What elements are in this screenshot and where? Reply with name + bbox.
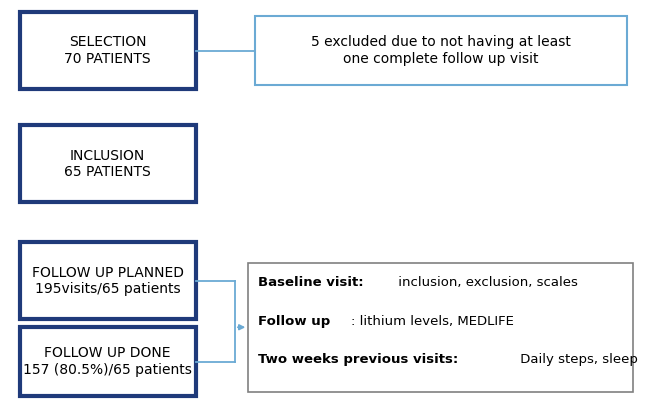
FancyBboxPatch shape — [20, 242, 196, 319]
Text: inclusion, exclusion, scales: inclusion, exclusion, scales — [394, 276, 578, 289]
Text: : lithium levels, MEDLIFE: : lithium levels, MEDLIFE — [351, 315, 514, 328]
FancyBboxPatch shape — [20, 327, 196, 396]
Text: Baseline visit:: Baseline visit: — [258, 276, 364, 289]
Text: FOLLOW UP PLANNED
195visits/65 patients: FOLLOW UP PLANNED 195visits/65 patients — [32, 266, 183, 296]
FancyBboxPatch shape — [248, 263, 633, 392]
Text: FOLLOW UP DONE
157 (80.5%)/65 patients: FOLLOW UP DONE 157 (80.5%)/65 patients — [24, 347, 192, 377]
FancyBboxPatch shape — [255, 16, 627, 85]
Text: Daily steps, sleep: Daily steps, sleep — [517, 353, 638, 366]
Text: Follow up: Follow up — [258, 315, 330, 328]
Text: 5 excluded due to not having at least
one complete follow up visit: 5 excluded due to not having at least on… — [311, 36, 571, 65]
FancyBboxPatch shape — [20, 12, 196, 89]
Text: INCLUSION
65 PATIENTS: INCLUSION 65 PATIENTS — [65, 149, 151, 179]
FancyBboxPatch shape — [20, 125, 196, 202]
Text: SELECTION
70 PATIENTS: SELECTION 70 PATIENTS — [65, 36, 151, 65]
Text: Two weeks previous visits:: Two weeks previous visits: — [258, 353, 458, 366]
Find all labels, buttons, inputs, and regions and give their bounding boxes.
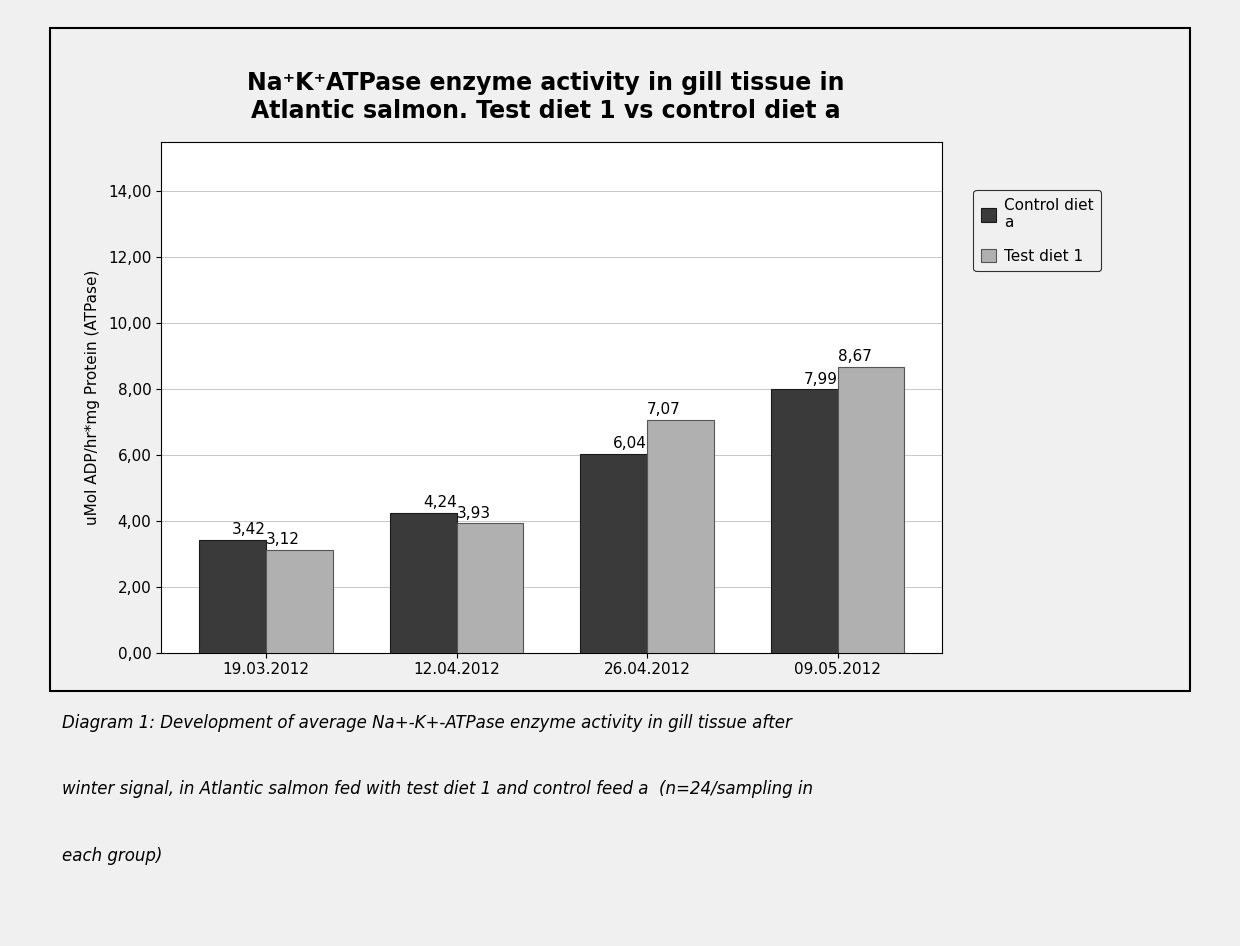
Bar <box>837 367 904 653</box>
Bar <box>771 390 837 653</box>
Text: 3,42: 3,42 <box>232 522 267 537</box>
Text: 3,12: 3,12 <box>267 533 300 548</box>
Bar <box>456 523 523 653</box>
Text: 7,07: 7,07 <box>647 402 681 417</box>
Text: Na⁺K⁺ATPase enzyme activity in gill tissue in
Atlantic salmon. Test diet 1 vs co: Na⁺K⁺ATPase enzyme activity in gill tiss… <box>247 71 844 123</box>
Bar <box>389 513 456 653</box>
Text: Diagram 1: Development of average Na+-K+-ATPase enzyme activity in gill tissue a: Diagram 1: Development of average Na+-K+… <box>62 714 792 732</box>
Y-axis label: uMol ADP/hr*mg Protein (ATPase): uMol ADP/hr*mg Protein (ATPase) <box>84 270 99 525</box>
Text: each group): each group) <box>62 847 162 865</box>
Text: 6,04: 6,04 <box>614 436 647 451</box>
Bar <box>200 540 267 653</box>
Text: winter signal, in Atlantic salmon fed with test diet 1 and control feed a  (n=24: winter signal, in Atlantic salmon fed wi… <box>62 780 813 798</box>
Bar <box>267 550 332 653</box>
Text: 3,93: 3,93 <box>456 505 491 520</box>
Bar <box>580 454 647 653</box>
Text: 8,67: 8,67 <box>837 349 872 364</box>
Legend: Control diet
a, Test diet 1: Control diet a, Test diet 1 <box>973 190 1101 272</box>
Text: 7,99: 7,99 <box>804 372 837 387</box>
Text: 4,24: 4,24 <box>423 496 456 510</box>
Bar <box>647 420 714 653</box>
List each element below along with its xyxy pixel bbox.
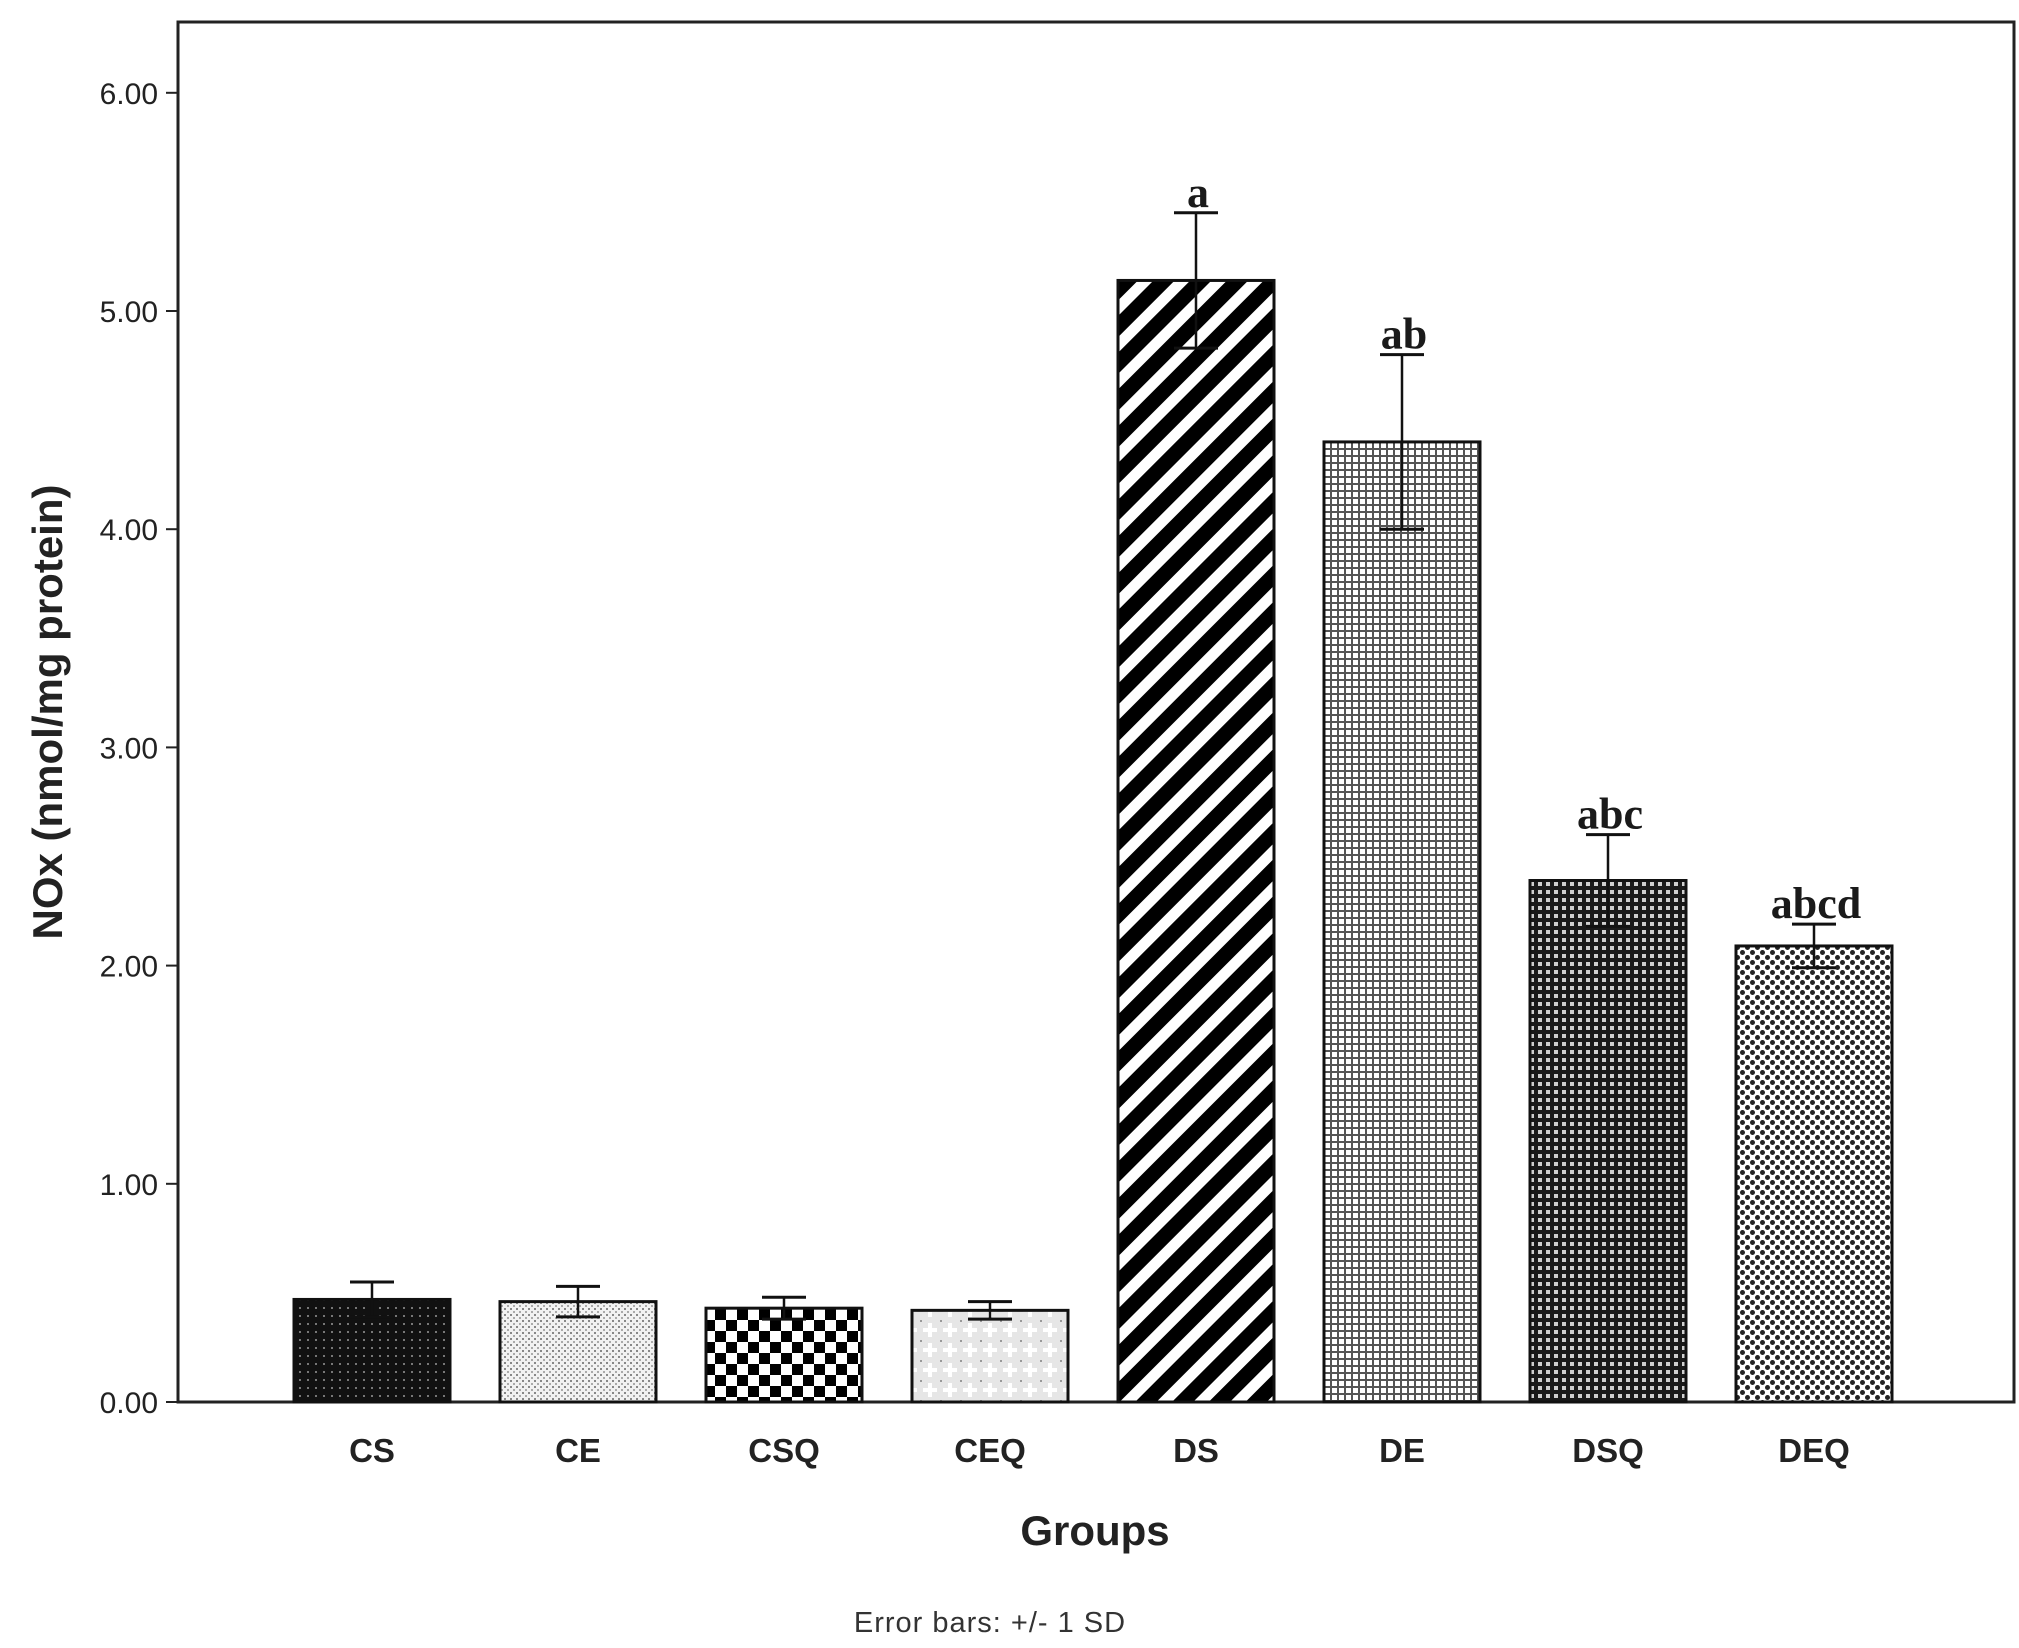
x-tick-label-dsq: DSQ: [1572, 1432, 1644, 1469]
x-tick-label-csq: CSQ: [748, 1432, 820, 1469]
x-tick-label-deq: DEQ: [1778, 1432, 1850, 1469]
x-axis-title: Groups: [1020, 1507, 1169, 1554]
y-tick-label: 5.00: [100, 296, 158, 329]
bar-ds: [1116, 278, 1276, 1404]
significance-labels-group: a ab abc abcd: [1187, 168, 1861, 928]
significance-label-deq: abcd: [1771, 879, 1861, 928]
bar-de: [1322, 440, 1482, 1404]
bar-dsq: [1528, 879, 1688, 1404]
y-tick-label: 4.00: [100, 514, 158, 547]
y-tick-label: 3.00: [100, 732, 158, 765]
error-bars-group: [350, 211, 1836, 1321]
x-tick-label-de: DE: [1379, 1432, 1425, 1469]
significance-label-de: ab: [1381, 310, 1427, 359]
x-tick-label-ce: CE: [555, 1432, 601, 1469]
bar-csq: [704, 1306, 864, 1404]
y-tick-label: 2.00: [100, 951, 158, 984]
y-tick-label: 0.00: [100, 1387, 158, 1420]
x-axis-category-labels: CS CE CSQ CEQ DS DE DSQ DEQ: [349, 1432, 1850, 1469]
y-axis-title: NOx (nmol/mg protein): [24, 485, 71, 940]
bar-ceq: [910, 1308, 1070, 1404]
significance-label-dsq: abc: [1577, 790, 1643, 839]
y-tick-label: 6.00: [100, 78, 158, 111]
significance-label-ds: a: [1187, 168, 1209, 217]
y-axis-ticks: 0.00 1.00 2.00 3.00 4.00 5.00 6.00: [100, 78, 178, 1420]
plot-frame: [176, 20, 2016, 1404]
y-tick-label: 1.00: [100, 1169, 158, 1202]
bar-deq: [1734, 944, 1894, 1404]
x-tick-label-ds: DS: [1173, 1432, 1219, 1469]
error-bars-footnote: Error bars: +/- 1 SD: [854, 1607, 1126, 1639]
x-tick-label-ceq: CEQ: [954, 1432, 1026, 1469]
x-tick-label-cs: CS: [349, 1432, 395, 1469]
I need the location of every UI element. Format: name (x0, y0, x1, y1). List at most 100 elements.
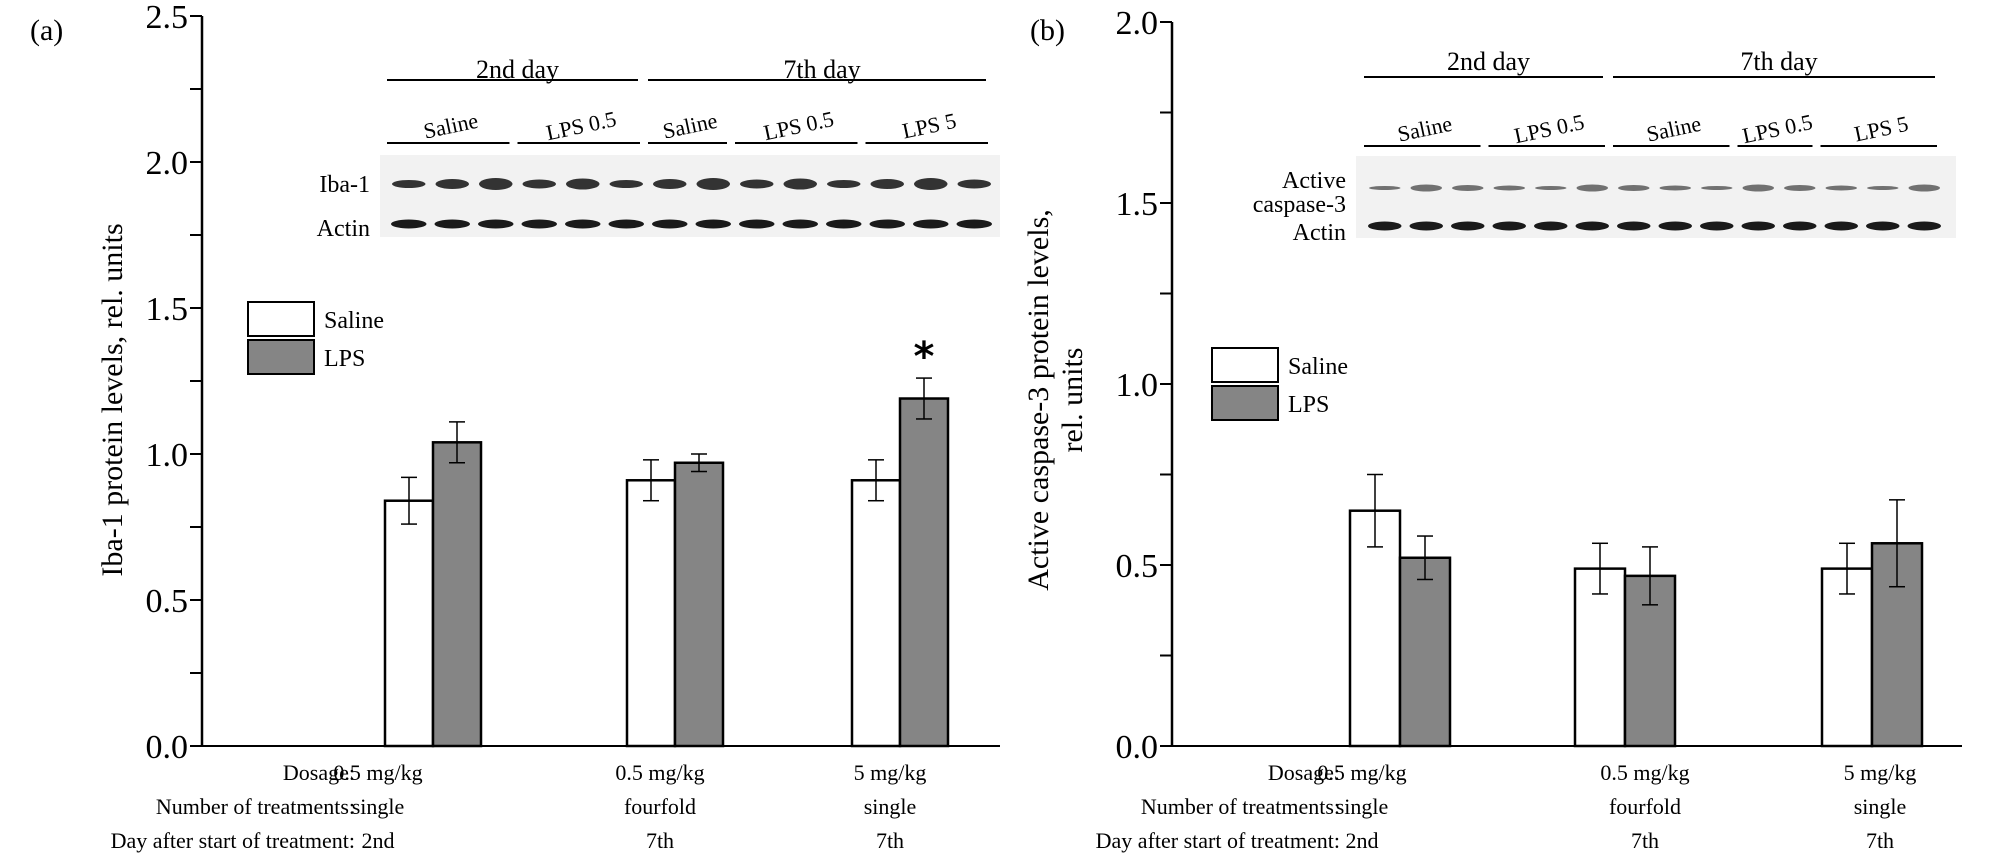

**WHAT IS NEEDED**. Set down the material above as is, without any pictures.

**ANSWER TO THIS PROBLEM**.
What elements are in this screenshot and where? Reply with name + bbox.
FancyBboxPatch shape — [20, 242, 196, 319]
Text: inclusion, exclusion, scales: inclusion, exclusion, scales — [394, 276, 578, 289]
Text: : lithium levels, MEDLIFE: : lithium levels, MEDLIFE — [351, 315, 514, 328]
FancyBboxPatch shape — [20, 327, 196, 396]
Text: Baseline visit:: Baseline visit: — [258, 276, 364, 289]
Text: FOLLOW UP PLANNED
195visits/65 patients: FOLLOW UP PLANNED 195visits/65 patients — [32, 266, 183, 296]
FancyBboxPatch shape — [248, 263, 633, 392]
Text: FOLLOW UP DONE
157 (80.5%)/65 patients: FOLLOW UP DONE 157 (80.5%)/65 patients — [24, 347, 192, 377]
FancyBboxPatch shape — [255, 16, 627, 85]
Text: Daily steps, sleep: Daily steps, sleep — [517, 353, 638, 366]
Text: Follow up: Follow up — [258, 315, 330, 328]
Text: 5 excluded due to not having at least
one complete follow up visit: 5 excluded due to not having at least on… — [311, 36, 571, 65]
FancyBboxPatch shape — [20, 12, 196, 89]
Text: INCLUSION
65 PATIENTS: INCLUSION 65 PATIENTS — [65, 149, 151, 179]
FancyBboxPatch shape — [20, 125, 196, 202]
Text: SELECTION
70 PATIENTS: SELECTION 70 PATIENTS — [65, 36, 151, 65]
Text: Two weeks previous visits:: Two weeks previous visits: — [258, 353, 458, 366]
Find all labels, buttons, inputs, and regions and give their bounding boxes.
Bar <box>837 367 904 653</box>
Bar <box>771 390 837 653</box>
Text: 3,42: 3,42 <box>232 522 267 537</box>
Text: 3,12: 3,12 <box>267 533 300 548</box>
Bar <box>456 523 523 653</box>
Text: 7,07: 7,07 <box>647 402 681 417</box>
Text: Na⁺K⁺ATPase enzyme activity in gill tissue in
Atlantic salmon. Test diet 1 vs co: Na⁺K⁺ATPase enzyme activity in gill tiss… <box>247 71 844 123</box>
Bar <box>389 513 456 653</box>
Text: Diagram 1: Development of average Na+-K+-ATPase enzyme activity in gill tissue a: Diagram 1: Development of average Na+-K+… <box>62 714 792 732</box>
Y-axis label: uMol ADP/hr*mg Protein (ATPase): uMol ADP/hr*mg Protein (ATPase) <box>84 270 99 525</box>
Text: each group): each group) <box>62 847 162 865</box>
Text: 6,04: 6,04 <box>614 436 647 451</box>
Bar <box>200 540 267 653</box>
Text: winter signal, in Atlantic salmon fed with test diet 1 and control feed a  (n=24: winter signal, in Atlantic salmon fed wi… <box>62 780 813 798</box>
Bar <box>267 550 332 653</box>
Text: 3,93: 3,93 <box>456 505 491 520</box>
Bar <box>580 454 647 653</box>
Text: 8,67: 8,67 <box>837 349 872 364</box>
Legend: Control diet
a, Test diet 1: Control diet a, Test diet 1 <box>973 190 1101 272</box>
Text: 7,99: 7,99 <box>804 372 837 387</box>
Text: 4,24: 4,24 <box>423 496 456 510</box>
Bar <box>647 420 714 653</box>
List each element below along with its xyxy pixel bbox.
x-tick-label-dsq: DSQ: [1572, 1432, 1644, 1469]
x-tick-label-csq: CSQ: [748, 1432, 820, 1469]
x-tick-label-deq: DEQ: [1778, 1432, 1850, 1469]
x-axis-title: Groups: [1020, 1507, 1169, 1554]
y-tick-label: 5.00: [100, 296, 158, 329]
bar-ds: [1116, 278, 1276, 1404]
significance-labels-group: a ab abc abcd: [1187, 168, 1861, 928]
significance-label-deq: abcd: [1771, 879, 1861, 928]
bar-de: [1322, 440, 1482, 1404]
bar-dsq: [1528, 879, 1688, 1404]
y-tick-label: 4.00: [100, 514, 158, 547]
y-tick-label: 3.00: [100, 732, 158, 765]
error-bars-group: [350, 211, 1836, 1321]
x-tick-label-de: DE: [1379, 1432, 1425, 1469]
significance-label-de: ab: [1381, 310, 1427, 359]
x-tick-label-ce: CE: [555, 1432, 601, 1469]
bar-csq: [704, 1306, 864, 1404]
y-tick-label: 2.00: [100, 951, 158, 984]
y-tick-label: 0.00: [100, 1387, 158, 1420]
x-axis-category-labels: CS CE CSQ CEQ DS DE DSQ DEQ: [349, 1432, 1850, 1469]
y-axis-title: NOx (nmol/mg protein): [24, 485, 71, 940]
bar-ceq: [910, 1308, 1070, 1404]
significance-label-dsq: abc: [1577, 790, 1643, 839]
y-tick-label: 6.00: [100, 78, 158, 111]
significance-label-ds: a: [1187, 168, 1209, 217]
y-axis-ticks: 0.00 1.00 2.00 3.00 4.00 5.00 6.00: [100, 78, 178, 1420]
plot-frame: [176, 20, 2016, 1404]
y-tick-label: 1.00: [100, 1169, 158, 1202]
bar-deq: [1734, 944, 1894, 1404]
x-tick-label-ds: DS: [1173, 1432, 1219, 1469]
error-bars-footnote: Error bars: +/- 1 SD: [854, 1607, 1126, 1639]
x-tick-label-ceq: CEQ: [954, 1432, 1026, 1469]
x-tick-label-cs: CS: [349, 1432, 395, 1469]
I need the location of every UI element. Format: name (x0, y0, x1, y1). List at most 100 elements.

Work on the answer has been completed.